++++ Data supplied
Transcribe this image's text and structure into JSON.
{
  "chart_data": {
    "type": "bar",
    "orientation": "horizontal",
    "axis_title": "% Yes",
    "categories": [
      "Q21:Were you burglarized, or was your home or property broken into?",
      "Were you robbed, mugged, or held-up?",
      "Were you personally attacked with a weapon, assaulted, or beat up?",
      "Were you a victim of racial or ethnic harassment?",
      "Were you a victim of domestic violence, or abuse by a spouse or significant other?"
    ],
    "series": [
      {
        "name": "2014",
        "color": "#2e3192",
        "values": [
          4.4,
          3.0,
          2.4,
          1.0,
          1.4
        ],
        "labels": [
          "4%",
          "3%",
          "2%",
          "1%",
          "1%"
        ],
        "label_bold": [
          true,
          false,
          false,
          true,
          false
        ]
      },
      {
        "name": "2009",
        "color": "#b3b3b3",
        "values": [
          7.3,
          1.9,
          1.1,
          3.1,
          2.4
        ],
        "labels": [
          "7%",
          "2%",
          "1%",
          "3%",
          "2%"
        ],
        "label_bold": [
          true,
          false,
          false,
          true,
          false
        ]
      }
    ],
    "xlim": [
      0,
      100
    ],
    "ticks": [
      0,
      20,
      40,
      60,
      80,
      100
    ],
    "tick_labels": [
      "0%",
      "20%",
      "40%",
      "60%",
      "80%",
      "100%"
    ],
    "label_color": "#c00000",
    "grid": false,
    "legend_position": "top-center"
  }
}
++++++++
Given exercise: Write out the records shown above, exactly as they appear.

Solution for this exercise:
Transcribe this image's text and structure into JSON.
{
  "chart_data": {
    "type": "bar",
    "orientation": "horizontal",
    "axis_title": "% Yes",
    "categories": [
      "Q21:Were you burglarized, or was your home or property broken into?",
      "Were you robbed, mugged, or held-up?",
      "Were you personally attacked with a weapon, assaulted, or beat up?",
      "Were you a victim of racial or ethnic harassment?",
      "Were you a victim of domestic violence, or abuse by a spouse or significant other?"
    ],
    "series": [
      {
        "name": "2014",
        "color": "#2e3192",
        "values": [
          4.4,
          3.0,
          2.4,
          1.0,
          1.4
        ],
        "labels": [
          "4%",
          "3%",
          "2%",
          "1%",
          "1%"
        ],
        "label_bold": [
          true,
          false,
          false,
          true,
          false
        ]
      },
      {
        "name": "2009",
        "color": "#b3b3b3",
        "values": [
          7.3,
          1.9,
          1.1,
          3.1,
          2.4
        ],
        "labels": [
          "7%",
          "2%",
          "1%",
          "3%",
          "2%"
        ],
        "label_bold": [
          true,
          false,
          false,
          true,
          false
        ]
      }
    ],
    "xlim": [
      0,
      100
    ],
    "ticks": [
      0,
      20,
      40,
      60,
      80,
      100
    ],
    "tick_labels": [
      "0%",
      "20%",
      "40%",
      "60%",
      "80%",
      "100%"
    ],
    "label_color": "#c00000",
    "grid": false,
    "legend_position": "top-center"
  }
}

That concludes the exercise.